EXERCISE GOAL: Reproduce the material in full, unchanged.

DATA TO PROCESS:
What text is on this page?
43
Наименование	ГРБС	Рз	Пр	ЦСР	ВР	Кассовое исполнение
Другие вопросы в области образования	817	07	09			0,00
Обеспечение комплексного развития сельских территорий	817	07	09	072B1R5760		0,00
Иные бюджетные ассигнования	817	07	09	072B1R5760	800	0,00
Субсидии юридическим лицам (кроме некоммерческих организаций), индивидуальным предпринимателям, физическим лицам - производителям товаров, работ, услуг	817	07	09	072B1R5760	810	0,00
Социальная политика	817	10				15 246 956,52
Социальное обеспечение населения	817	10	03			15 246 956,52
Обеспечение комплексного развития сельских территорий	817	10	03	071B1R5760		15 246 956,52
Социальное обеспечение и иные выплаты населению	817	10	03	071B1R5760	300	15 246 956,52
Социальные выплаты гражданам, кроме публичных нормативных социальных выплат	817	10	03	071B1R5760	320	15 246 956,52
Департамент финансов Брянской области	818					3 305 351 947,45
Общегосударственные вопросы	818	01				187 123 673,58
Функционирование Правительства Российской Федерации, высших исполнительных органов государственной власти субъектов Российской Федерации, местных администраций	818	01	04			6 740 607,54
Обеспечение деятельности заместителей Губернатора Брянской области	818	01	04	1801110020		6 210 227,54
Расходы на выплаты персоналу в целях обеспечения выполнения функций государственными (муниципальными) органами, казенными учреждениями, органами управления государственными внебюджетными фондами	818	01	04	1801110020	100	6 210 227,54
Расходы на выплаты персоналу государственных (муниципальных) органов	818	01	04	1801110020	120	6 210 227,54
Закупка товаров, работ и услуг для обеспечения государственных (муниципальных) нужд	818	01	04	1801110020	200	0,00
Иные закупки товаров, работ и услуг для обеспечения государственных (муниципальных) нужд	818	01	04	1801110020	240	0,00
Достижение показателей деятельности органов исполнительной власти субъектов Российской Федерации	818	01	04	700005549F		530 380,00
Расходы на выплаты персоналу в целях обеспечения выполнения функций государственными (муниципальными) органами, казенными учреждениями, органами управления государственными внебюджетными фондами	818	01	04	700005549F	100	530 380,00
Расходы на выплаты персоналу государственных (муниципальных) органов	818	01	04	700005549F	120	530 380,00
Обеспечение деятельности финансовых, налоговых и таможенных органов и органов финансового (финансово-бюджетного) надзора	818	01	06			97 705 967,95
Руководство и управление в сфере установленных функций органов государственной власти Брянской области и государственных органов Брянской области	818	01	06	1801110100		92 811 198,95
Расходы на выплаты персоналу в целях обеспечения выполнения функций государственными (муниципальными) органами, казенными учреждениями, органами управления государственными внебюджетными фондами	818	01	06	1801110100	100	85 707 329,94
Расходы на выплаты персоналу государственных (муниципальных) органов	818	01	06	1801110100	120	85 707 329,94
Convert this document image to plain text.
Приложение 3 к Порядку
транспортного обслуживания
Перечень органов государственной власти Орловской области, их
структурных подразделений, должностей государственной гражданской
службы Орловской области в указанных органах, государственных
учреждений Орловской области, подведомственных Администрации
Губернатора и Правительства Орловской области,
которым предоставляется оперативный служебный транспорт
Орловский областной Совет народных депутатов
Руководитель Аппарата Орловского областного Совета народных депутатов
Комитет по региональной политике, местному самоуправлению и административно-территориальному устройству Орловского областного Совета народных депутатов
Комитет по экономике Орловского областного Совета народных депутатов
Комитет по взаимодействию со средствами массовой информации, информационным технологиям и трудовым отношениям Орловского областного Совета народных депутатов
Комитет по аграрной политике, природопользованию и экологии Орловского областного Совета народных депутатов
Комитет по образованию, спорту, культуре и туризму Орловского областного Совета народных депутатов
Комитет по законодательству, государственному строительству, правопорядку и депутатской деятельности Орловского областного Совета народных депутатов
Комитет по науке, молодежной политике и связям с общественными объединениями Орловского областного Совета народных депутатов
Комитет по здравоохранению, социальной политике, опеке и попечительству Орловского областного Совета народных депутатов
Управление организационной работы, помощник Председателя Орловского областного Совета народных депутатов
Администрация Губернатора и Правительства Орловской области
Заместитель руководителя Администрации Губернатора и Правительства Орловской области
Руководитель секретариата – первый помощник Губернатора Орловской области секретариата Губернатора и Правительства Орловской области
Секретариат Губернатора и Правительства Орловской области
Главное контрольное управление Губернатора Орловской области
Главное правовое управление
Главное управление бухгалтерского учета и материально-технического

RESPONSE TO THIS EXERCISE:
What text is on this page?
43
Наименование	ГРБС	Рз	Пр	ЦСР	ВР	Кассовое исполнение
Другие вопросы в области образования	817	07	09			0,00
Обеспечение комплексного развития сельских территорий	817	07	09	072B1R5760		0,00
Иные бюджетные ассигнования	817	07	09	072B1R5760	800	0,00
Субсидии юридическим лицам (кроме некоммерческих организаций), индивидуальным предпринимателям, физическим лицам - производителям товаров, работ, услуг	817	07	09	072B1R5760	810	0,00
Социальная политика	817	10				15 246 956,52
Социальное обеспечение населения	817	10	03			15 246 956,52
Обеспечение комплексного развития сельских территорий	817	10	03	071B1R5760		15 246 956,52
Социальное обеспечение и иные выплаты населению	817	10	03	071B1R5760	300	15 246 956,52
Социальные выплаты гражданам, кроме публичных нормативных социальных выплат	817	10	03	071B1R5760	320	15 246 956,52
Департамент финансов Брянской области	818					3 305 351 947,45
Общегосударственные вопросы	818	01				187 123 673,58
Функционирование Правительства Российской Федерации, высших исполнительных органов государственной власти субъектов Российской Федерации, местных администраций	818	01	04			6 740 607,54
Обеспечение деятельности заместителей Губернатора Брянской области	818	01	04	1801110020		6 210 227,54
Расходы на выплаты персоналу в целях обеспечения выполнения функций государственными (муниципальными) органами, казенными учреждениями, органами управления государственными внебюджетными фондами	818	01	04	1801110020	100	6 210 227,54
Расходы на выплаты персоналу государственных (муниципальных) органов	818	01	04	1801110020	120	6 210 227,54
Закупка товаров, работ и услуг для обеспечения государственных (муниципальных) нужд	818	01	04	1801110020	200	0,00
Иные закупки товаров, работ и услуг для обеспечения государственных (муниципальных) нужд	818	01	04	1801110020	240	0,00
Достижение показателей деятельности органов исполнительной власти субъектов Российской Федерации	818	01	04	700005549F		530 380,00
Расходы на выплаты персоналу в целях обеспечения выполнения функций государственными (муниципальными) органами, казенными учреждениями, органами управления государственными внебюджетными фондами	818	01	04	700005549F	100	530 380,00
Расходы на выплаты персоналу государственных (муниципальных) органов	818	01	04	700005549F	120	530 380,00
Обеспечение деятельности финансовых, налоговых и таможенных органов и органов финансового (финансово-бюджетного) надзора	818	01	06			97 705 967,95
Руководство и управление в сфере установленных функций органов государственной власти Брянской области и государственных органов Брянской области	818	01	06	1801110100		92 811 198,95
Расходы на выплаты персоналу в целях обеспечения выполнения функций государственными (муниципальными) органами, казенными учреждениями, органами управления государственными внебюджетными фондами	818	01	06	1801110100	100	85 707 329,94
Расходы на выплаты персоналу государственных (муниципальных) органов	818	01	06	1801110100	120	85 707 329,94
Convert this document image to plain text.
Приложение 3 к Порядку
транспортного обслуживания
Перечень органов государственной власти Орловской области, их
структурных подразделений, должностей государственной гражданской
службы Орловской области в указанных органах, государственных
учреждений Орловской области, подведомственных Администрации
Губернатора и Правительства Орловской области,
которым предоставляется оперативный служебный транспорт
Орловский областной Совет народных депутатов
Руководитель Аппарата Орловского областного Совета народных депутатов
Комитет по региональной политике, местному самоуправлению и административно-территориальному устройству Орловского областного Совета народных депутатов
Комитет по экономике Орловского областного Совета народных депутатов
Комитет по взаимодействию со средствами массовой информации, информационным технологиям и трудовым отношениям Орловского областного Совета народных депутатов
Комитет по аграрной политике, природопользованию и экологии Орловского областного Совета народных депутатов
Комитет по образованию, спорту, культуре и туризму Орловского областного Совета народных депутатов
Комитет по законодательству, государственному строительству, правопорядку и депутатской деятельности Орловского областного Совета народных депутатов
Комитет по науке, молодежной политике и связям с общественными объединениями Орловского областного Совета народных депутатов
Комитет по здравоохранению, социальной политике, опеке и попечительству Орловского областного Совета народных депутатов
Управление организационной работы, помощник Председателя Орловского областного Совета народных депутатов
Администрация Губернатора и Правительства Орловской области
Заместитель руководителя Администрации Губернатора и Правительства Орловской области
Руководитель секретариата – первый помощник Губернатора Орловской области секретариата Губернатора и Правительства Орловской области
Секретариат Губернатора и Правительства Орловской области
Главное контрольное управление Губернатора Орловской области
Главное правовое управление
Главное управление бухгалтерского учета и материально-технического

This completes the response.